YOUR GOAL
Drop the pictures from the entries below, then reproduce the rest exactly.

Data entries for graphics

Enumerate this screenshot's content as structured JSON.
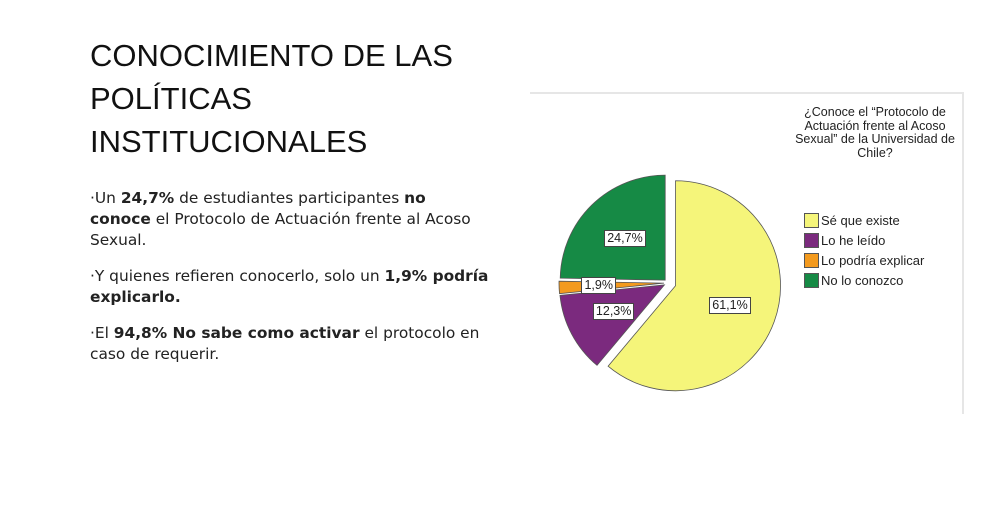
{
  "slide": {
    "title_lines": [
      "CONOCIMIENTO DE LAS",
      "POLÍTICAS",
      "INSTITUCIONALES"
    ],
    "bullets": [
      {
        "parts": [
          {
            "t": "·Un ",
            "b": false
          },
          {
            "t": "24,7%",
            "b": true
          },
          {
            "t": " de estudiantes participantes ",
            "b": false
          },
          {
            "t": "no conoce",
            "b": true
          },
          {
            "t": " el Protocolo de Actuación frente al Acoso Sexual.",
            "b": false
          }
        ]
      },
      {
        "parts": [
          {
            "t": "·Y quienes refieren conocerlo, solo un ",
            "b": false
          },
          {
            "t": "1,9% podría explicarlo.",
            "b": true
          }
        ]
      },
      {
        "parts": [
          {
            "t": "·El ",
            "b": false
          },
          {
            "t": "94,8% No sabe como activar",
            "b": true
          },
          {
            "t": " el protocolo en caso de requerir.",
            "b": false
          }
        ]
      }
    ]
  },
  "chart_data": {
    "type": "pie",
    "legend_title": "¿Conoce el “Protocolo de Actuación frente al Acoso Sexual” de la Universidad de Chile?",
    "legend_position": "right",
    "categories": [
      "Sé que existe",
      "Lo he leído",
      "Lo podría explicar",
      "No lo conozco"
    ],
    "values": [
      61.1,
      12.3,
      1.9,
      24.7
    ],
    "data_labels": [
      "61,1%",
      "12,3%",
      "1,9%",
      "24,7%"
    ],
    "colors": [
      "#f5f57a",
      "#7b2a7e",
      "#f39a1e",
      "#168a45"
    ],
    "exploded": "Sé que existe"
  }
}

ANSWER
Enumerate this screenshot's content as structured JSON.
{
  "slide": {
    "title_lines": [
      "CONOCIMIENTO DE LAS",
      "POLÍTICAS",
      "INSTITUCIONALES"
    ],
    "bullets": [
      {
        "parts": [
          {
            "t": "·Un ",
            "b": false
          },
          {
            "t": "24,7%",
            "b": true
          },
          {
            "t": " de estudiantes participantes ",
            "b": false
          },
          {
            "t": "no conoce",
            "b": true
          },
          {
            "t": " el Protocolo de Actuación frente al Acoso Sexual.",
            "b": false
          }
        ]
      },
      {
        "parts": [
          {
            "t": "·Y quienes refieren conocerlo, solo un ",
            "b": false
          },
          {
            "t": "1,9% podría explicarlo.",
            "b": true
          }
        ]
      },
      {
        "parts": [
          {
            "t": "·El ",
            "b": false
          },
          {
            "t": "94,8% No sabe como activar",
            "b": true
          },
          {
            "t": " el protocolo en caso de requerir.",
            "b": false
          }
        ]
      }
    ]
  },
  "chart_data": {
    "type": "pie",
    "legend_title": "¿Conoce el “Protocolo de Actuación frente al Acoso Sexual” de la Universidad de Chile?",
    "legend_position": "right",
    "categories": [
      "Sé que existe",
      "Lo he leído",
      "Lo podría explicar",
      "No lo conozco"
    ],
    "values": [
      61.1,
      12.3,
      1.9,
      24.7
    ],
    "data_labels": [
      "61,1%",
      "12,3%",
      "1,9%",
      "24,7%"
    ],
    "colors": [
      "#f5f57a",
      "#7b2a7e",
      "#f39a1e",
      "#168a45"
    ],
    "exploded": "Sé que existe"
  }
}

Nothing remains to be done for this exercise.